Stored records:

——————

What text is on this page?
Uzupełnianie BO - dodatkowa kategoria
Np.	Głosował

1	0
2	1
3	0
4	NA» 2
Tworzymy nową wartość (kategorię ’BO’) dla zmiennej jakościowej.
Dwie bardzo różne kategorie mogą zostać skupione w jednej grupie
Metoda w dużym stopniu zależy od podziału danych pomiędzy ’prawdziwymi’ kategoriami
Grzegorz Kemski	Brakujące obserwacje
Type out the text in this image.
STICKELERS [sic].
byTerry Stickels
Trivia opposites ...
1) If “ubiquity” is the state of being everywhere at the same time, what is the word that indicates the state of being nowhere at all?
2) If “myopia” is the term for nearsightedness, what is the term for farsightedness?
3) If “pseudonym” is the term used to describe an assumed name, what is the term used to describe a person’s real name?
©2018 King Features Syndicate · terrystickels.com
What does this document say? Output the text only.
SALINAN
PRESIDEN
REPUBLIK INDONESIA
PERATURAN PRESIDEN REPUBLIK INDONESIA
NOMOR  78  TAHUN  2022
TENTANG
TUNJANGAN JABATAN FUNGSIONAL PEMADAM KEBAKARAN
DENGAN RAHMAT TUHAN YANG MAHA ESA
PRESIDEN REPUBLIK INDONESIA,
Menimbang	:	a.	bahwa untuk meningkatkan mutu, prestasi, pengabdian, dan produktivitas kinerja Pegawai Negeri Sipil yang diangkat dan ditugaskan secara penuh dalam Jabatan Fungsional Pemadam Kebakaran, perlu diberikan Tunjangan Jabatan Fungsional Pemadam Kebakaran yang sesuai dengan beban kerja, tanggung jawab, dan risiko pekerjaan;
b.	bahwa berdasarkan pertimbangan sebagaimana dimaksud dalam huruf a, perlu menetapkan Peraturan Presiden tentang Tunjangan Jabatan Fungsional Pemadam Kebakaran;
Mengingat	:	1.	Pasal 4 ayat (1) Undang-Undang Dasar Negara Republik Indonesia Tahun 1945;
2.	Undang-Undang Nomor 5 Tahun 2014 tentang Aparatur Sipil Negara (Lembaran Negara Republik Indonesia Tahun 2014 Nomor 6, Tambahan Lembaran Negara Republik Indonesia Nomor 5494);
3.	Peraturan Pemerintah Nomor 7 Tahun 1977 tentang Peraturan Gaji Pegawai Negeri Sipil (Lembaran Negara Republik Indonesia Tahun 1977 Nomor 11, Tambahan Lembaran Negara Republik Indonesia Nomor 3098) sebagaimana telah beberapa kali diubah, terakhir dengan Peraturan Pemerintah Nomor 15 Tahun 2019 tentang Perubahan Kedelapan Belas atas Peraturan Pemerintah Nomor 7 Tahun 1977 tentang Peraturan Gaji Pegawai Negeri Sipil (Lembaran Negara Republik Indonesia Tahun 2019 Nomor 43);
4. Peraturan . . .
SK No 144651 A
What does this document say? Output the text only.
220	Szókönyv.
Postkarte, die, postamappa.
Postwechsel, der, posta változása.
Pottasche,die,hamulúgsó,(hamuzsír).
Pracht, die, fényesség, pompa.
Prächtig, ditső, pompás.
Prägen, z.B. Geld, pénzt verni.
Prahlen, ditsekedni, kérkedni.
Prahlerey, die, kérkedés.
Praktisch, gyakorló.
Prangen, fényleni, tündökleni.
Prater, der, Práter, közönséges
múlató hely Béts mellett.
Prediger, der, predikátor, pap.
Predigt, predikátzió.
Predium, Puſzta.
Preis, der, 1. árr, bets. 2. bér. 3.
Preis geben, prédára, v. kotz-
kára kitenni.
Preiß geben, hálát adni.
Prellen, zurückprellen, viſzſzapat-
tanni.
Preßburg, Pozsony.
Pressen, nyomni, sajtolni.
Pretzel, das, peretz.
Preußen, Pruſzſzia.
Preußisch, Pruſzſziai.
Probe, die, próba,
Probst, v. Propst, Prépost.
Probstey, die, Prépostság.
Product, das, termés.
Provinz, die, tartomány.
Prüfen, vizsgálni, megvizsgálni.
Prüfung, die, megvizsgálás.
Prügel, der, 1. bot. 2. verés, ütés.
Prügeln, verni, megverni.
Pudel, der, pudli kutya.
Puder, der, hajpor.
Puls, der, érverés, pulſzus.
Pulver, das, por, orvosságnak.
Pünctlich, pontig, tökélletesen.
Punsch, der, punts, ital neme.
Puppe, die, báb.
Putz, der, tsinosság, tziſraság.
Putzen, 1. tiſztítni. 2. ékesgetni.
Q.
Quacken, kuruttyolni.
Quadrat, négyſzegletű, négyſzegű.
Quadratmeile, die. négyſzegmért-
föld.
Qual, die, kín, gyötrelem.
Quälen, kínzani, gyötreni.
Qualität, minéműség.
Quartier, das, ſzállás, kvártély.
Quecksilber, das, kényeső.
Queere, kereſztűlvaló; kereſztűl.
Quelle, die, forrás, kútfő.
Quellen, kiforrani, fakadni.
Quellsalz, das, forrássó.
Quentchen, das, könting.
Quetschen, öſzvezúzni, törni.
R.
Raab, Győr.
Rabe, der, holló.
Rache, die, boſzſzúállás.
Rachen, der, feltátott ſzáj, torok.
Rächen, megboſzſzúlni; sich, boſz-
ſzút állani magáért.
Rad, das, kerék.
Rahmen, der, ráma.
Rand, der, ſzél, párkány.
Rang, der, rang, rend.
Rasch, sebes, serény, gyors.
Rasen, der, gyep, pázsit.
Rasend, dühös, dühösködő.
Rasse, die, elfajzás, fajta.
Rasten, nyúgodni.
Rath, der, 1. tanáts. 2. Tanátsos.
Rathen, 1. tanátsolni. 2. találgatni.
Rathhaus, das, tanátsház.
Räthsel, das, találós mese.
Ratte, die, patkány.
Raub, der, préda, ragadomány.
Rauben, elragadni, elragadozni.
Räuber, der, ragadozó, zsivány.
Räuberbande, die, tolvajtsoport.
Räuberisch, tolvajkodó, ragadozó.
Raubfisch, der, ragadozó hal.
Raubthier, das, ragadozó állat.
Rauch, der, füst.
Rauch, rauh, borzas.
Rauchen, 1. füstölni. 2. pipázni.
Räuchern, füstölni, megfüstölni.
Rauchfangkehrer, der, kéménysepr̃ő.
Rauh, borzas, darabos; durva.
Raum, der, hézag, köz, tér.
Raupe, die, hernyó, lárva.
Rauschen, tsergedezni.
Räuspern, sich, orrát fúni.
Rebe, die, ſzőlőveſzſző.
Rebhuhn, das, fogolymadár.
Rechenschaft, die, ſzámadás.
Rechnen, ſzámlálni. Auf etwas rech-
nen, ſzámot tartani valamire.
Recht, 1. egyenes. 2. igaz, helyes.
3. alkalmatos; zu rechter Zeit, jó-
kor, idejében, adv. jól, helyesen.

——————

*TO BE DONE*. Quote all the records. Keep every word exact.

*COMPLETED TASK*.
What text is on this page?
Uzupełnianie BO - dodatkowa kategoria
Np.	Głosował

1	0
2	1
3	0
4	NA» 2
Tworzymy nową wartość (kategorię ’BO’) dla zmiennej jakościowej.
Dwie bardzo różne kategorie mogą zostać skupione w jednej grupie
Metoda w dużym stopniu zależy od podziału danych pomiędzy ’prawdziwymi’ kategoriami
Grzegorz Kemski	Brakujące obserwacje
Type out the text in this image.
STICKELERS [sic].
byTerry Stickels
Trivia opposites ...
1) If “ubiquity” is the state of being everywhere at the same time, what is the word that indicates the state of being nowhere at all?
2) If “myopia” is the term for nearsightedness, what is the term for farsightedness?
3) If “pseudonym” is the term used to describe an assumed name, what is the term used to describe a person’s real name?
©2018 King Features Syndicate · terrystickels.com
What does this document say? Output the text only.
SALINAN
PRESIDEN
REPUBLIK INDONESIA
PERATURAN PRESIDEN REPUBLIK INDONESIA
NOMOR  78  TAHUN  2022
TENTANG
TUNJANGAN JABATAN FUNGSIONAL PEMADAM KEBAKARAN
DENGAN RAHMAT TUHAN YANG MAHA ESA
PRESIDEN REPUBLIK INDONESIA,
Menimbang	:	a.	bahwa untuk meningkatkan mutu, prestasi, pengabdian, dan produktivitas kinerja Pegawai Negeri Sipil yang diangkat dan ditugaskan secara penuh dalam Jabatan Fungsional Pemadam Kebakaran, perlu diberikan Tunjangan Jabatan Fungsional Pemadam Kebakaran yang sesuai dengan beban kerja, tanggung jawab, dan risiko pekerjaan;
b.	bahwa berdasarkan pertimbangan sebagaimana dimaksud dalam huruf a, perlu menetapkan Peraturan Presiden tentang Tunjangan Jabatan Fungsional Pemadam Kebakaran;
Mengingat	:	1.	Pasal 4 ayat (1) Undang-Undang Dasar Negara Republik Indonesia Tahun 1945;
2.	Undang-Undang Nomor 5 Tahun 2014 tentang Aparatur Sipil Negara (Lembaran Negara Republik Indonesia Tahun 2014 Nomor 6, Tambahan Lembaran Negara Republik Indonesia Nomor 5494);
3.	Peraturan Pemerintah Nomor 7 Tahun 1977 tentang Peraturan Gaji Pegawai Negeri Sipil (Lembaran Negara Republik Indonesia Tahun 1977 Nomor 11, Tambahan Lembaran Negara Republik Indonesia Nomor 3098) sebagaimana telah beberapa kali diubah, terakhir dengan Peraturan Pemerintah Nomor 15 Tahun 2019 tentang Perubahan Kedelapan Belas atas Peraturan Pemerintah Nomor 7 Tahun 1977 tentang Peraturan Gaji Pegawai Negeri Sipil (Lembaran Negara Republik Indonesia Tahun 2019 Nomor 43);
4. Peraturan . . .
SK No 144651 A
What does this document say? Output the text only.
220	Szókönyv.
Postkarte, die, postamappa.
Postwechsel, der, posta változása.
Pottasche,die,hamulúgsó,(hamuzsír).
Pracht, die, fényesség, pompa.
Prächtig, ditső, pompás.
Prägen, z.B. Geld, pénzt verni.
Prahlen, ditsekedni, kérkedni.
Prahlerey, die, kérkedés.
Praktisch, gyakorló.
Prangen, fényleni, tündökleni.
Prater, der, Práter, közönséges
múlató hely Béts mellett.
Prediger, der, predikátor, pap.
Predigt, predikátzió.
Predium, Puſzta.
Preis, der, 1. árr, bets. 2. bér. 3.
Preis geben, prédára, v. kotz-
kára kitenni.
Preiß geben, hálát adni.
Prellen, zurückprellen, viſzſzapat-
tanni.
Preßburg, Pozsony.
Pressen, nyomni, sajtolni.
Pretzel, das, peretz.
Preußen, Pruſzſzia.
Preußisch, Pruſzſziai.
Probe, die, próba,
Probst, v. Propst, Prépost.
Probstey, die, Prépostság.
Product, das, termés.
Provinz, die, tartomány.
Prüfen, vizsgálni, megvizsgálni.
Prüfung, die, megvizsgálás.
Prügel, der, 1. bot. 2. verés, ütés.
Prügeln, verni, megverni.
Pudel, der, pudli kutya.
Puder, der, hajpor.
Puls, der, érverés, pulſzus.
Pulver, das, por, orvosságnak.
Pünctlich, pontig, tökélletesen.
Punsch, der, punts, ital neme.
Puppe, die, báb.
Putz, der, tsinosság, tziſraság.
Putzen, 1. tiſztítni. 2. ékesgetni.
Q.
Quacken, kuruttyolni.
Quadrat, négyſzegletű, négyſzegű.
Quadratmeile, die. négyſzegmért-
föld.
Qual, die, kín, gyötrelem.
Quälen, kínzani, gyötreni.
Qualität, minéműség.
Quartier, das, ſzállás, kvártély.
Quecksilber, das, kényeső.
Queere, kereſztűlvaló; kereſztűl.
Quelle, die, forrás, kútfő.
Quellen, kiforrani, fakadni.
Quellsalz, das, forrássó.
Quentchen, das, könting.
Quetschen, öſzvezúzni, törni.
R.
Raab, Győr.
Rabe, der, holló.
Rache, die, boſzſzúállás.
Rachen, der, feltátott ſzáj, torok.
Rächen, megboſzſzúlni; sich, boſz-
ſzút állani magáért.
Rad, das, kerék.
Rahmen, der, ráma.
Rand, der, ſzél, párkány.
Rang, der, rang, rend.
Rasch, sebes, serény, gyors.
Rasen, der, gyep, pázsit.
Rasend, dühös, dühösködő.
Rasse, die, elfajzás, fajta.
Rasten, nyúgodni.
Rath, der, 1. tanáts. 2. Tanátsos.
Rathen, 1. tanátsolni. 2. találgatni.
Rathhaus, das, tanátsház.
Räthsel, das, találós mese.
Ratte, die, patkány.
Raub, der, préda, ragadomány.
Rauben, elragadni, elragadozni.
Räuber, der, ragadozó, zsivány.
Räuberbande, die, tolvajtsoport.
Räuberisch, tolvajkodó, ragadozó.
Raubfisch, der, ragadozó hal.
Raubthier, das, ragadozó állat.
Rauch, der, füst.
Rauch, rauh, borzas.
Rauchen, 1. füstölni. 2. pipázni.
Räuchern, füstölni, megfüstölni.
Rauchfangkehrer, der, kéménysepr̃ő.
Rauh, borzas, darabos; durva.
Raum, der, hézag, köz, tér.
Raupe, die, hernyó, lárva.
Rauschen, tsergedezni.
Räuspern, sich, orrát fúni.
Rebe, die, ſzőlőveſzſző.
Rebhuhn, das, fogolymadár.
Rechenschaft, die, ſzámadás.
Rechnen, ſzámlálni. Auf etwas rech-
nen, ſzámot tartani valamire.
Recht, 1. egyenes. 2. igaz, helyes.
3. alkalmatos; zu rechter Zeit, jó-
kor, idejében, adv. jól, helyesen.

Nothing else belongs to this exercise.